*Stated goal*. List every line below containing "gears".
┌─ Rows
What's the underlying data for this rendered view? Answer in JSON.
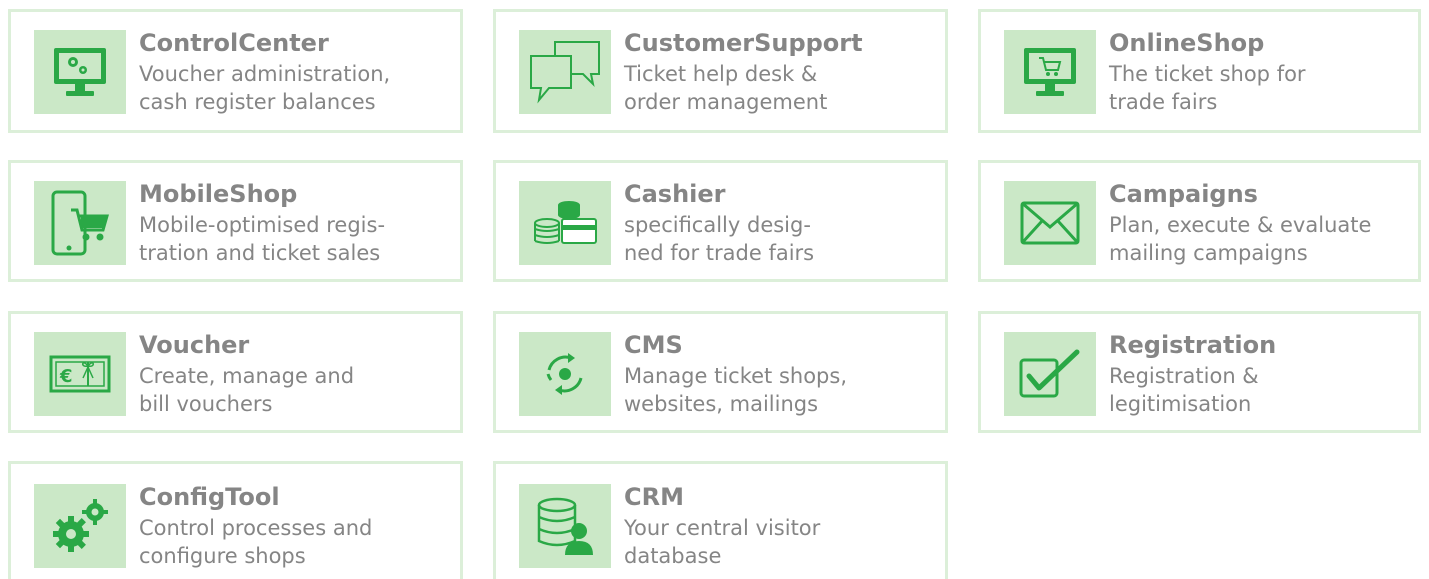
{
  "colors": {
    "border": "#dcefd9",
    "icon_bg": "#cbe8c7",
    "icon_green": "#2aa846",
    "text_gray": "#858585"
  },
  "cards": [
    {
      "title": "ControlCenter",
      "description": "Voucher administration,\ncash register balances",
      "icon": "monitor-gears-icon"
    },
    {
      "title": "CustomerSupport",
      "description": "Ticket help desk &\norder management",
      "icon": "speech-bubbles-icon"
    },
    {
      "title": "OnlineShop",
      "description": "The ticket shop for\ntrade fairs",
      "icon": "monitor-cart-icon"
    },
    {
      "title": "MobileShop",
      "description": "Mobile-optimised regis-\ntration and ticket sales",
      "icon": "phone-cart-icon"
    },
    {
      "title": "Cashier",
      "description": "specifically desig-\nned for trade fairs",
      "icon": "coins-card-icon"
    },
    {
      "title": "Campaigns",
      "description": "Plan, execute & evaluate\nmailing campaigns",
      "icon": "envelope-icon"
    },
    {
      "title": "Voucher",
      "description": "Create, manage and\nbill vouchers",
      "icon": "voucher-gift-icon"
    },
    {
      "title": "CMS",
      "description": "Manage ticket shops,\nwebsites, mailings",
      "icon": "refresh-circle-icon"
    },
    {
      "title": "Registration",
      "description": "Registration &\nlegitimisation",
      "icon": "checkbox-check-icon"
    },
    {
      "title": "ConfigTool",
      "description": "Control processes and\nconfigure shops",
      "icon": "gears-icon"
    },
    {
      "title": "CRM",
      "description": "Your central visitor\ndatabase",
      "icon": "database-person-icon"
    }
  ]
}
└─
*Right answer*.
      "icon": "monitor-gears-icon"
      "icon": "gears-icon"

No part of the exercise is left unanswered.